▶ [PROBLEM TO SOLVE]: Your task is to output the entries below word for word.

▶ [RECORDS TO USE]:
################

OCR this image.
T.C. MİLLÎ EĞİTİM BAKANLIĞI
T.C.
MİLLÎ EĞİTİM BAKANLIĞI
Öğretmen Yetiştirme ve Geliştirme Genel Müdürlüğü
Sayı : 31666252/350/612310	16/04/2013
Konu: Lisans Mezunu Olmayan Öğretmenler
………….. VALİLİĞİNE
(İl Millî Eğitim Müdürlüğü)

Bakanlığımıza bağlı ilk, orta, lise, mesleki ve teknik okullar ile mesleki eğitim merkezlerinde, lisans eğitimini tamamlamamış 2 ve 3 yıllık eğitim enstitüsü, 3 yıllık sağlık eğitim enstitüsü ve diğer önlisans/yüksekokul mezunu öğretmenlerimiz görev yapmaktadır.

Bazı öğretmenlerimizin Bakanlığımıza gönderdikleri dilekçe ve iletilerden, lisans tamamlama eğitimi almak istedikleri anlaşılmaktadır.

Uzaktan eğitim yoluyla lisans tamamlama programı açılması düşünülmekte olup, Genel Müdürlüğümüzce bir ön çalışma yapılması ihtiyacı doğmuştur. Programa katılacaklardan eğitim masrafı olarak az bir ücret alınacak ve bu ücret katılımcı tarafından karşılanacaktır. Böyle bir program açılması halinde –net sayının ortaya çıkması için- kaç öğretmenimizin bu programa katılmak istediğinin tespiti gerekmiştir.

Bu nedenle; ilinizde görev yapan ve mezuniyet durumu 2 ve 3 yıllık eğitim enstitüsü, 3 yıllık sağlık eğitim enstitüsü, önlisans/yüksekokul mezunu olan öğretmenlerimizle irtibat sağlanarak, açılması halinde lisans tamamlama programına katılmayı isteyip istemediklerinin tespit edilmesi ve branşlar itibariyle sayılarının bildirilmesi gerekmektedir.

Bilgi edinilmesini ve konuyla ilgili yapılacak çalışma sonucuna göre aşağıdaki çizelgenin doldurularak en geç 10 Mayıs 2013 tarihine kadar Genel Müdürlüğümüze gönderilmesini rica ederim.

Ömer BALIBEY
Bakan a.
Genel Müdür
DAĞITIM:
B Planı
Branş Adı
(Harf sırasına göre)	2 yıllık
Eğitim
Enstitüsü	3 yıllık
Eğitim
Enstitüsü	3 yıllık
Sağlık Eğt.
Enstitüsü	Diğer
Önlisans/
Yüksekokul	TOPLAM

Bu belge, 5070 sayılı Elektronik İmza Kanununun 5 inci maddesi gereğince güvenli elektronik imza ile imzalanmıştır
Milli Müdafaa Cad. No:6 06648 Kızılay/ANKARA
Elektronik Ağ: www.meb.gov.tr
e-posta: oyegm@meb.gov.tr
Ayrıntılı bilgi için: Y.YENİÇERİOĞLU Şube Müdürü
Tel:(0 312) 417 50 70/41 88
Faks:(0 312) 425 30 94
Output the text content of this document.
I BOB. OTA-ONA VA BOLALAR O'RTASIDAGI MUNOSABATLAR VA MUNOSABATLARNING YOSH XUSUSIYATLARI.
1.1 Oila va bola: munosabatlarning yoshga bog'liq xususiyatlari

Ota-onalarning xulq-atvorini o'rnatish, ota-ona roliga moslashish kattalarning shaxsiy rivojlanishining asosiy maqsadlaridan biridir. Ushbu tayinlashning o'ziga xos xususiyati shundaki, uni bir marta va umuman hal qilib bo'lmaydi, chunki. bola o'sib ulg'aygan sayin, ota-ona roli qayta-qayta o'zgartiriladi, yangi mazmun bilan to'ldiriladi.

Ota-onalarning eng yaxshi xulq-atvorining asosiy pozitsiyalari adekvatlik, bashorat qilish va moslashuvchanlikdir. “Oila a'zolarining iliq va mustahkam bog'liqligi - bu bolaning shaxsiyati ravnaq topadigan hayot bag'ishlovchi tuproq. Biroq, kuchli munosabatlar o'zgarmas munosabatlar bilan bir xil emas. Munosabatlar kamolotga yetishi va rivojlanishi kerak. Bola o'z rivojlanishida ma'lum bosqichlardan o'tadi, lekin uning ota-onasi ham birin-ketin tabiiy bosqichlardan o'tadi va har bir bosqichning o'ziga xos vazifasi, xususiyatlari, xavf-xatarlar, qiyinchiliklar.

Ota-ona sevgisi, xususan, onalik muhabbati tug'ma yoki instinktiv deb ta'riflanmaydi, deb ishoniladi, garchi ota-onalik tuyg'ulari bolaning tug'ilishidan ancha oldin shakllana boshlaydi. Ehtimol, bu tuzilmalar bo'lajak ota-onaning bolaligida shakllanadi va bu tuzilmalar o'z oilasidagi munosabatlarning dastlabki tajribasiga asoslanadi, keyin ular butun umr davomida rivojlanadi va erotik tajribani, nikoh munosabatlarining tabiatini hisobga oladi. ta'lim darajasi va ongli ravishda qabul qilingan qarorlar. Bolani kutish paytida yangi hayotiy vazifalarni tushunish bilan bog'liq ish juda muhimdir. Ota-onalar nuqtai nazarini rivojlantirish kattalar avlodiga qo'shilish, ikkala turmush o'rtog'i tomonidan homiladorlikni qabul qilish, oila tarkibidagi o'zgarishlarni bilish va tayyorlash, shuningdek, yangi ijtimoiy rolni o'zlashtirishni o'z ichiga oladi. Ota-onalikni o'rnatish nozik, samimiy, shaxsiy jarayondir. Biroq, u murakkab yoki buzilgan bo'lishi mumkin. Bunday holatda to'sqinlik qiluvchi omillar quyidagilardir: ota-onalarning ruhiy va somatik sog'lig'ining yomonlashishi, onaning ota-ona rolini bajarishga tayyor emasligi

################

▶ [SOLVED EXERCISE]:
OCR this image.
T.C. MİLLÎ EĞİTİM BAKANLIĞI
T.C.
MİLLÎ EĞİTİM BAKANLIĞI
Öğretmen Yetiştirme ve Geliştirme Genel Müdürlüğü
Sayı : 31666252/350/612310	16/04/2013
Konu: Lisans Mezunu Olmayan Öğretmenler
………….. VALİLİĞİNE
(İl Millî Eğitim Müdürlüğü)

Bakanlığımıza bağlı ilk, orta, lise, mesleki ve teknik okullar ile mesleki eğitim merkezlerinde, lisans eğitimini tamamlamamış 2 ve 3 yıllık eğitim enstitüsü, 3 yıllık sağlık eğitim enstitüsü ve diğer önlisans/yüksekokul mezunu öğretmenlerimiz görev yapmaktadır.

Bazı öğretmenlerimizin Bakanlığımıza gönderdikleri dilekçe ve iletilerden, lisans tamamlama eğitimi almak istedikleri anlaşılmaktadır.

Uzaktan eğitim yoluyla lisans tamamlama programı açılması düşünülmekte olup, Genel Müdürlüğümüzce bir ön çalışma yapılması ihtiyacı doğmuştur. Programa katılacaklardan eğitim masrafı olarak az bir ücret alınacak ve bu ücret katılımcı tarafından karşılanacaktır. Böyle bir program açılması halinde –net sayının ortaya çıkması için- kaç öğretmenimizin bu programa katılmak istediğinin tespiti gerekmiştir.

Bu nedenle; ilinizde görev yapan ve mezuniyet durumu 2 ve 3 yıllık eğitim enstitüsü, 3 yıllık sağlık eğitim enstitüsü, önlisans/yüksekokul mezunu olan öğretmenlerimizle irtibat sağlanarak, açılması halinde lisans tamamlama programına katılmayı isteyip istemediklerinin tespit edilmesi ve branşlar itibariyle sayılarının bildirilmesi gerekmektedir.

Bilgi edinilmesini ve konuyla ilgili yapılacak çalışma sonucuna göre aşağıdaki çizelgenin doldurularak en geç 10 Mayıs 2013 tarihine kadar Genel Müdürlüğümüze gönderilmesini rica ederim.

Ömer BALIBEY
Bakan a.
Genel Müdür
DAĞITIM:
B Planı
Branş Adı
(Harf sırasına göre)	2 yıllık
Eğitim
Enstitüsü	3 yıllık
Eğitim
Enstitüsü	3 yıllık
Sağlık Eğt.
Enstitüsü	Diğer
Önlisans/
Yüksekokul	TOPLAM

Bu belge, 5070 sayılı Elektronik İmza Kanununun 5 inci maddesi gereğince güvenli elektronik imza ile imzalanmıştır
Milli Müdafaa Cad. No:6 06648 Kızılay/ANKARA
Elektronik Ağ: www.meb.gov.tr
e-posta: oyegm@meb.gov.tr
Ayrıntılı bilgi için: Y.YENİÇERİOĞLU Şube Müdürü
Tel:(0 312) 417 50 70/41 88
Faks:(0 312) 425 30 94
Output the text content of this document.
I BOB. OTA-ONA VA BOLALAR O'RTASIDAGI MUNOSABATLAR VA MUNOSABATLARNING YOSH XUSUSIYATLARI.
1.1 Oila va bola: munosabatlarning yoshga bog'liq xususiyatlari

Ota-onalarning xulq-atvorini o'rnatish, ota-ona roliga moslashish kattalarning shaxsiy rivojlanishining asosiy maqsadlaridan biridir. Ushbu tayinlashning o'ziga xos xususiyati shundaki, uni bir marta va umuman hal qilib bo'lmaydi, chunki. bola o'sib ulg'aygan sayin, ota-ona roli qayta-qayta o'zgartiriladi, yangi mazmun bilan to'ldiriladi.

Ota-onalarning eng yaxshi xulq-atvorining asosiy pozitsiyalari adekvatlik, bashorat qilish va moslashuvchanlikdir. “Oila a'zolarining iliq va mustahkam bog'liqligi - bu bolaning shaxsiyati ravnaq topadigan hayot bag'ishlovchi tuproq. Biroq, kuchli munosabatlar o'zgarmas munosabatlar bilan bir xil emas. Munosabatlar kamolotga yetishi va rivojlanishi kerak. Bola o'z rivojlanishida ma'lum bosqichlardan o'tadi, lekin uning ota-onasi ham birin-ketin tabiiy bosqichlardan o'tadi va har bir bosqichning o'ziga xos vazifasi, xususiyatlari, xavf-xatarlar, qiyinchiliklar.

Ota-ona sevgisi, xususan, onalik muhabbati tug'ma yoki instinktiv deb ta'riflanmaydi, deb ishoniladi, garchi ota-onalik tuyg'ulari bolaning tug'ilishidan ancha oldin shakllana boshlaydi. Ehtimol, bu tuzilmalar bo'lajak ota-onaning bolaligida shakllanadi va bu tuzilmalar o'z oilasidagi munosabatlarning dastlabki tajribasiga asoslanadi, keyin ular butun umr davomida rivojlanadi va erotik tajribani, nikoh munosabatlarining tabiatini hisobga oladi. ta'lim darajasi va ongli ravishda qabul qilingan qarorlar. Bolani kutish paytida yangi hayotiy vazifalarni tushunish bilan bog'liq ish juda muhimdir. Ota-onalar nuqtai nazarini rivojlantirish kattalar avlodiga qo'shilish, ikkala turmush o'rtog'i tomonidan homiladorlikni qabul qilish, oila tarkibidagi o'zgarishlarni bilish va tayyorlash, shuningdek, yangi ijtimoiy rolni o'zlashtirishni o'z ichiga oladi. Ota-onalikni o'rnatish nozik, samimiy, shaxsiy jarayondir. Biroq, u murakkab yoki buzilgan bo'lishi mumkin. Bunday holatda to'sqinlik qiluvchi omillar quyidagilardir: ota-onalarning ruhiy va somatik sog'lig'ining yomonlashishi, onaning ota-ona rolini bajarishga tayyor emasligi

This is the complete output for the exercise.